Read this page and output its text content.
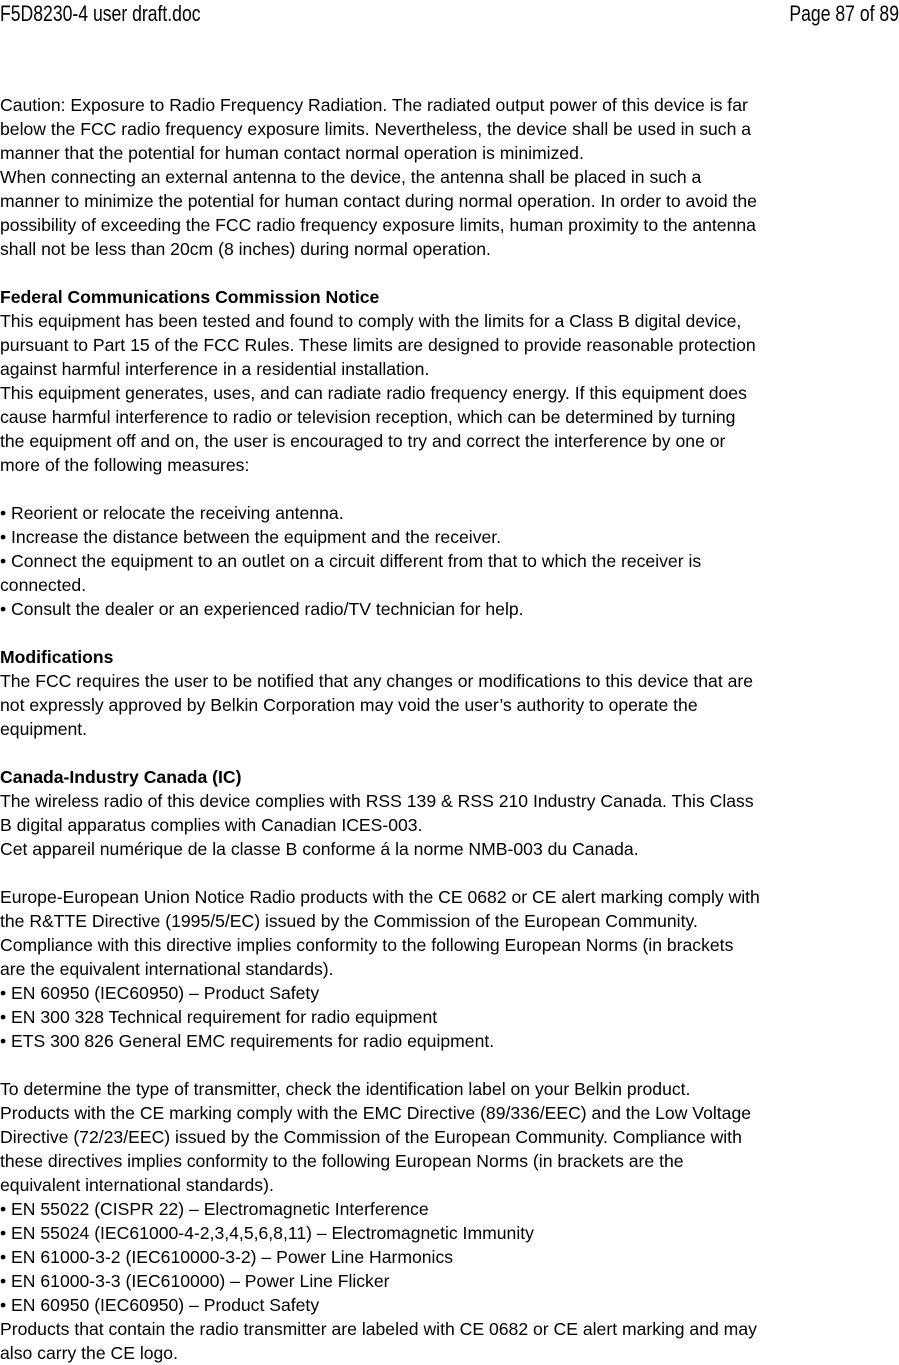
F5D8230-4 user draft.doc	Page 87 of 89
Caution: Exposure to Radio Frequency Radiation. The radiated output power of this device is far
below the FCC radio frequency exposure limits. Nevertheless, the device shall be used in such a
manner that the potential for human contact normal operation is minimized.
When connecting an external antenna to the device, the antenna shall be placed in such a
manner to minimize the potential for human contact during normal operation. In order to avoid the
possibility of exceeding the FCC radio frequency exposure limits, human proximity to the antenna
shall not be less than 20cm (8 inches) during normal operation.
Federal Communications Commission Notice
This equipment has been tested and found to comply with the limits for a Class B digital device,
pursuant to Part 15 of the FCC Rules. These limits are designed to provide reasonable protection
against harmful interference in a residential installation.
This equipment generates, uses, and can radiate radio frequency energy. If this equipment does
cause harmful interference to radio or television reception, which can be determined by turning
the equipment off and on, the user is encouraged to try and correct the interference by one or
more of the following measures:
• Reorient or relocate the receiving antenna.
• Increase the distance between the equipment and the receiver.
• Connect the equipment to an outlet on a circuit different from that to which the receiver is
connected.
• Consult the dealer or an experienced radio/TV technician for help.
Modifications
The FCC requires the user to be notified that any changes or modifications to this device that are
not expressly approved by Belkin Corporation may void the user’s authority to operate the
equipment.
Canada-Industry Canada (IC)
The wireless radio of this device complies with RSS 139 & RSS 210 Industry Canada. This Class
B digital apparatus complies with Canadian ICES-003.
Cet appareil numérique de la classe B conforme á la norme NMB-003 du Canada.
Europe-European Union Notice Radio products with the CE 0682 or CE alert marking comply with
the R&TTE Directive (1995/5/EC) issued by the Commission of the European Community.
Compliance with this directive implies conformity to the following European Norms (in brackets
are the equivalent international standards).
• EN 60950 (IEC60950) – Product Safety
• EN 300 328 Technical requirement for radio equipment
• ETS 300 826 General EMC requirements for radio equipment.
To determine the type of transmitter, check the identification label on your Belkin product.
Products with the CE marking comply with the EMC Directive (89/336/EEC) and the Low Voltage
Directive (72/23/EEC) issued by the Commission of the European Community. Compliance with
these directives implies conformity to the following European Norms (in brackets are the
equivalent international standards).
• EN 55022 (CISPR 22) – Electromagnetic Interference
• EN 55024 (IEC61000-4-2,3,4,5,6,8,11) – Electromagnetic Immunity
• EN 61000-3-2 (IEC610000-3-2) – Power Line Harmonics
• EN 61000-3-3 (IEC610000) – Power Line Flicker
• EN 60950 (IEC60950) – Product Safety
Products that contain the radio transmitter are labeled with CE 0682 or CE alert marking and may
also carry the CE logo.
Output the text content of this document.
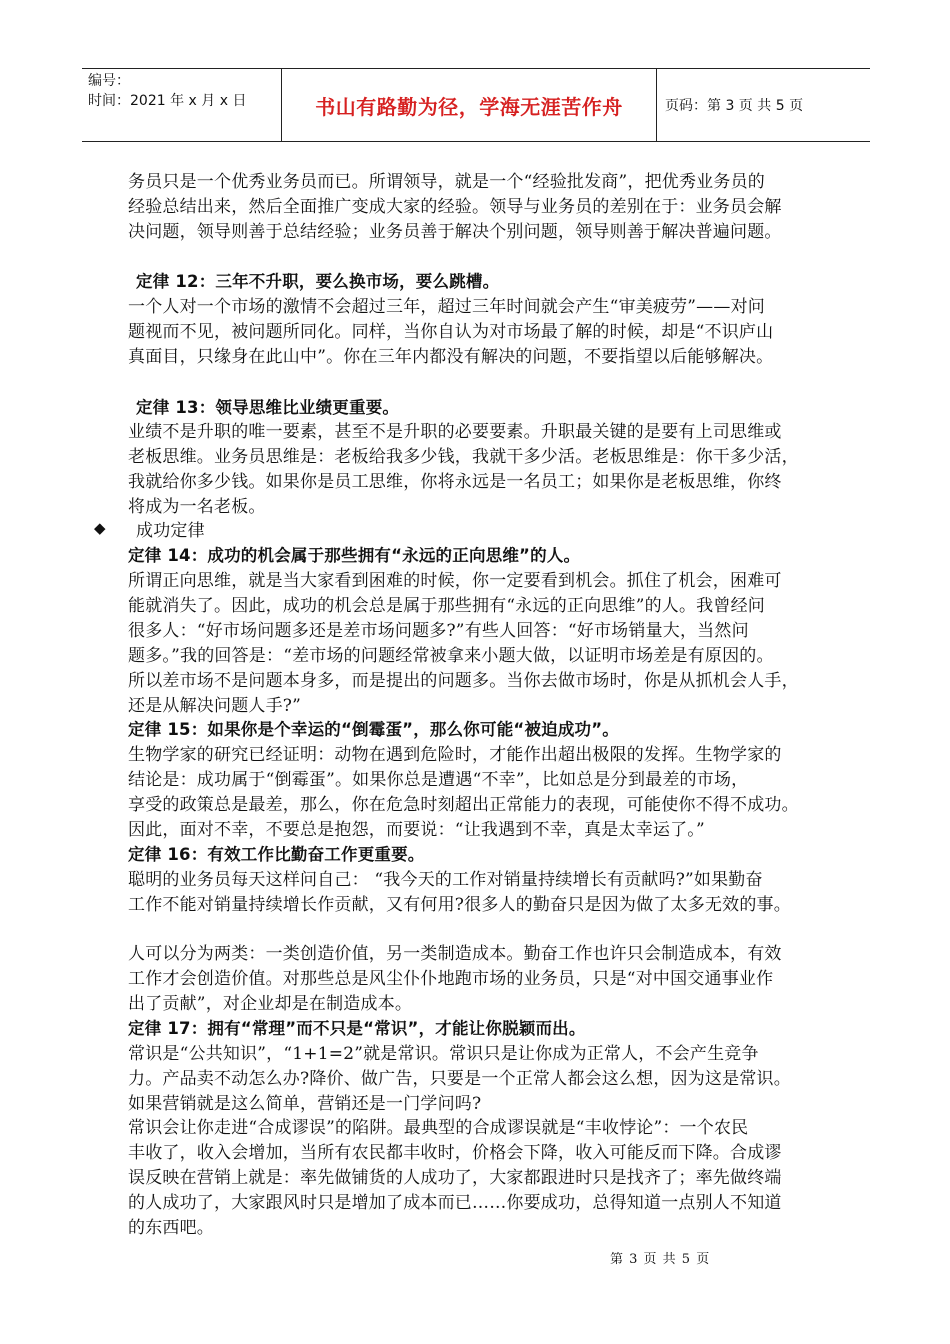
编号：
时间：2021 年 x 月 x 日	书山有路勤为径，学海无涯苦作舟	页码：第 3 页 共 5 页
务员只是一个优秀业务员而已。所谓领导，就是一个“经验批发商”，把优秀业务员的
经验总结出来，然后全面推广变成大家的经验。领导与业务员的差别在于：业务员会解
决问题，领导则善于总结经验；业务员善于解决个别问题，领导则善于解决普遍问题。
定律 12：三年不升职，要么换市场，要么跳槽。
一个人对一个市场的激情不会超过三年，超过三年时间就会产生“审美疲劳”——对问
题视而不见，被问题所同化。同样，当你自认为对市场最了解的时候，却是“不识庐山
真面目，只缘身在此山中”。你在三年内都没有解决的问题，不要指望以后能够解决。
定律 13：领导思维比业绩更重要。
业绩不是升职的唯一要素，甚至不是升职的必要要素。升职最关键的是要有上司思维或
老板思维。业务员思维是：老板给我多少钱，我就干多少活。老板思维是：你干多少活，
我就给你多少钱。如果你是员工思维，你将永远是一名员工；如果你是老板思维，你终
将成为一名老板。
◆ 成功定律
定律 14：成功的机会属于那些拥有“永远的正向思维”的人。
所谓正向思维，就是当大家看到困难的时候，你一定要看到机会。抓住了机会，困难可
能就消失了。因此，成功的机会总是属于那些拥有“永远的正向思维”的人。我曾经问
很多人：“好市场问题多还是差市场问题多?”有些人回答：“好市场销量大，当然问
题多。”我的回答是：“差市场的问题经常被拿来小题大做，以证明市场差是有原因的。
所以差市场不是问题本身多，而是提出的问题多。当你去做市场时，你是从抓机会人手，
还是从解决问题人手?”
定律 15：如果你是个幸运的“倒霉蛋”，那么你可能“被迫成功”。
生物学家的研究已经证明：动物在遇到危险时，才能作出超出极限的发挥。生物学家的
结论是：成功属于“倒霉蛋”。如果你总是遭遇“不幸”，比如总是分到最差的市场，
享受的政策总是最差，那么，你在危急时刻超出正常能力的表现，可能使你不得不成功。
因此，面对不幸，不要总是抱怨，而要说：“让我遇到不幸，真是太幸运了。”
定律 16：有效工作比勤奋工作更重要。
聪明的业务员每天这样问自己： “我今天的工作对销量持续增长有贡献吗?”如果勤奋
工作不能对销量持续增长作贡献，又有何用?很多人的勤奋只是因为做了太多无效的事。
人可以分为两类：一类创造价值，另一类制造成本。勤奋工作也许只会制造成本，有效
工作才会创造价值。对那些总是风尘仆仆地跑市场的业务员，只是“对中国交通事业作
出了贡献”，对企业却是在制造成本。
定律 17：拥有“常理”而不只是“常识”，才能让你脱颖而出。
常识是“公共知识”，“1+1=2”就是常识。常识只是让你成为正常人，不会产生竞争
力。产品卖不动怎么办?降价、做广告，只要是一个正常人都会这么想，因为这是常识。
如果营销就是这么简单，营销还是一门学问吗?
常识会让你走进“合成谬误”的陷阱。最典型的合成谬误就是“丰收悖论”：一个农民
丰收了，收入会增加，当所有农民都丰收时，价格会下降，收入可能反而下降。合成谬
误反映在营销上就是：率先做铺货的人成功了，大家都跟进时只是找齐了；率先做终端
的人成功了，大家跟风时只是增加了成本而已……你要成功，总得知道一点别人不知道
的东西吧。
第 3 页 共 5 页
.....
§ BRIEF
Set down all the entries exactly as they appear, but skip any pictures.

§ SOLUTION TO THE PROBLEM
Read this page and output its text content.
F5D8230-4 user draft.doc	Page 87 of 89
Caution: Exposure to Radio Frequency Radiation. The radiated output power of this device is far
below the FCC radio frequency exposure limits. Nevertheless, the device shall be used in such a
manner that the potential for human contact normal operation is minimized.
When connecting an external antenna to the device, the antenna shall be placed in such a
manner to minimize the potential for human contact during normal operation. In order to avoid the
possibility of exceeding the FCC radio frequency exposure limits, human proximity to the antenna
shall not be less than 20cm (8 inches) during normal operation.
Federal Communications Commission Notice
This equipment has been tested and found to comply with the limits for a Class B digital device,
pursuant to Part 15 of the FCC Rules. These limits are designed to provide reasonable protection
against harmful interference in a residential installation.
This equipment generates, uses, and can radiate radio frequency energy. If this equipment does
cause harmful interference to radio or television reception, which can be determined by turning
the equipment off and on, the user is encouraged to try and correct the interference by one or
more of the following measures:
• Reorient or relocate the receiving antenna.
• Increase the distance between the equipment and the receiver.
• Connect the equipment to an outlet on a circuit different from that to which the receiver is
connected.
• Consult the dealer or an experienced radio/TV technician for help.
Modifications
The FCC requires the user to be notified that any changes or modifications to this device that are
not expressly approved by Belkin Corporation may void the user’s authority to operate the
equipment.
Canada-Industry Canada (IC)
The wireless radio of this device complies with RSS 139 & RSS 210 Industry Canada. This Class
B digital apparatus complies with Canadian ICES-003.
Cet appareil numérique de la classe B conforme á la norme NMB-003 du Canada.
Europe-European Union Notice Radio products with the CE 0682 or CE alert marking comply with
the R&TTE Directive (1995/5/EC) issued by the Commission of the European Community.
Compliance with this directive implies conformity to the following European Norms (in brackets
are the equivalent international standards).
• EN 60950 (IEC60950) – Product Safety
• EN 300 328 Technical requirement for radio equipment
• ETS 300 826 General EMC requirements for radio equipment.
To determine the type of transmitter, check the identification label on your Belkin product.
Products with the CE marking comply with the EMC Directive (89/336/EEC) and the Low Voltage
Directive (72/23/EEC) issued by the Commission of the European Community. Compliance with
these directives implies conformity to the following European Norms (in brackets are the
equivalent international standards).
• EN 55022 (CISPR 22) – Electromagnetic Interference
• EN 55024 (IEC61000-4-2,3,4,5,6,8,11) – Electromagnetic Immunity
• EN 61000-3-2 (IEC610000-3-2) – Power Line Harmonics
• EN 61000-3-3 (IEC610000) – Power Line Flicker
• EN 60950 (IEC60950) – Product Safety
Products that contain the radio transmitter are labeled with CE 0682 or CE alert marking and may
also carry the CE logo.
Output the text content of this document.
编号：
时间：2021 年 x 月 x 日	书山有路勤为径，学海无涯苦作舟	页码：第 3 页 共 5 页
务员只是一个优秀业务员而已。所谓领导，就是一个“经验批发商”，把优秀业务员的
经验总结出来，然后全面推广变成大家的经验。领导与业务员的差别在于：业务员会解
决问题，领导则善于总结经验；业务员善于解决个别问题，领导则善于解决普遍问题。
定律 12：三年不升职，要么换市场，要么跳槽。
一个人对一个市场的激情不会超过三年，超过三年时间就会产生“审美疲劳”——对问
题视而不见，被问题所同化。同样，当你自认为对市场最了解的时候，却是“不识庐山
真面目，只缘身在此山中”。你在三年内都没有解决的问题，不要指望以后能够解决。
定律 13：领导思维比业绩更重要。
业绩不是升职的唯一要素，甚至不是升职的必要要素。升职最关键的是要有上司思维或
老板思维。业务员思维是：老板给我多少钱，我就干多少活。老板思维是：你干多少活，
我就给你多少钱。如果你是员工思维，你将永远是一名员工；如果你是老板思维，你终
将成为一名老板。
◆ 成功定律
定律 14：成功的机会属于那些拥有“永远的正向思维”的人。
所谓正向思维，就是当大家看到困难的时候，你一定要看到机会。抓住了机会，困难可
能就消失了。因此，成功的机会总是属于那些拥有“永远的正向思维”的人。我曾经问
很多人：“好市场问题多还是差市场问题多?”有些人回答：“好市场销量大，当然问
题多。”我的回答是：“差市场的问题经常被拿来小题大做，以证明市场差是有原因的。
所以差市场不是问题本身多，而是提出的问题多。当你去做市场时，你是从抓机会人手，
还是从解决问题人手?”
定律 15：如果你是个幸运的“倒霉蛋”，那么你可能“被迫成功”。
生物学家的研究已经证明：动物在遇到危险时，才能作出超出极限的发挥。生物学家的
结论是：成功属于“倒霉蛋”。如果你总是遭遇“不幸”，比如总是分到最差的市场，
享受的政策总是最差，那么，你在危急时刻超出正常能力的表现，可能使你不得不成功。
因此，面对不幸，不要总是抱怨，而要说：“让我遇到不幸，真是太幸运了。”
定律 16：有效工作比勤奋工作更重要。
聪明的业务员每天这样问自己： “我今天的工作对销量持续增长有贡献吗?”如果勤奋
工作不能对销量持续增长作贡献，又有何用?很多人的勤奋只是因为做了太多无效的事。
人可以分为两类：一类创造价值，另一类制造成本。勤奋工作也许只会制造成本，有效
工作才会创造价值。对那些总是风尘仆仆地跑市场的业务员，只是“对中国交通事业作
出了贡献”，对企业却是在制造成本。
定律 17：拥有“常理”而不只是“常识”，才能让你脱颖而出。
常识是“公共知识”，“1+1=2”就是常识。常识只是让你成为正常人，不会产生竞争
力。产品卖不动怎么办?降价、做广告，只要是一个正常人都会这么想，因为这是常识。
如果营销就是这么简单，营销还是一门学问吗?
常识会让你走进“合成谬误”的陷阱。最典型的合成谬误就是“丰收悖论”：一个农民
丰收了，收入会增加，当所有农民都丰收时，价格会下降，收入可能反而下降。合成谬
误反映在营销上就是：率先做铺货的人成功了，大家都跟进时只是找齐了；率先做终端
的人成功了，大家跟风时只是增加了成本而已……你要成功，总得知道一点别人不知道
的东西吧。
第 3 页 共 5 页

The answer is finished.